# Required task
Restate all of the data exactly.

A block of data:
- - - -
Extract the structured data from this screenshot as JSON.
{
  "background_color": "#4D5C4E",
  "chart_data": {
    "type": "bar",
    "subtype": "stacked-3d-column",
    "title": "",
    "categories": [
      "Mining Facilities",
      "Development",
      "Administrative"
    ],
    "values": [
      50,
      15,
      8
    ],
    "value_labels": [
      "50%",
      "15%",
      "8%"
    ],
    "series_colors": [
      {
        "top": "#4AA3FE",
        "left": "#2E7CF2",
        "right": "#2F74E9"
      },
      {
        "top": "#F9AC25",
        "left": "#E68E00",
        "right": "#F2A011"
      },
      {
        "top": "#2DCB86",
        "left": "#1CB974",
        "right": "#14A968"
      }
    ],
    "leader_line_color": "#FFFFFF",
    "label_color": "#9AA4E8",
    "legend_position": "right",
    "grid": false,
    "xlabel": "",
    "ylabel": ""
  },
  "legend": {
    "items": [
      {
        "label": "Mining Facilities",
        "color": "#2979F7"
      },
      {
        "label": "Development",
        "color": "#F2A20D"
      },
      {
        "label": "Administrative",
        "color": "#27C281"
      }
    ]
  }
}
- - - -
# The result
Extract the structured data from this screenshot as JSON.
{
  "background_color": "#4D5C4E",
  "chart_data": {
    "type": "bar",
    "subtype": "stacked-3d-column",
    "title": "",
    "categories": [
      "Mining Facilities",
      "Development",
      "Administrative"
    ],
    "values": [
      50,
      15,
      8
    ],
    "value_labels": [
      "50%",
      "15%",
      "8%"
    ],
    "series_colors": [
      {
        "top": "#4AA3FE",
        "left": "#2E7CF2",
        "right": "#2F74E9"
      },
      {
        "top": "#F9AC25",
        "left": "#E68E00",
        "right": "#F2A011"
      },
      {
        "top": "#2DCB86",
        "left": "#1CB974",
        "right": "#14A968"
      }
    ],
    "leader_line_color": "#FFFFFF",
    "label_color": "#9AA4E8",
    "legend_position": "right",
    "grid": false,
    "xlabel": "",
    "ylabel": ""
  },
  "legend": {
    "items": [
      {
        "label": "Mining Facilities",
        "color": "#2979F7"
      },
      {
        "label": "Development",
        "color": "#F2A20D"
      },
      {
        "label": "Administrative",
        "color": "#27C281"
      }
    ]
  }
}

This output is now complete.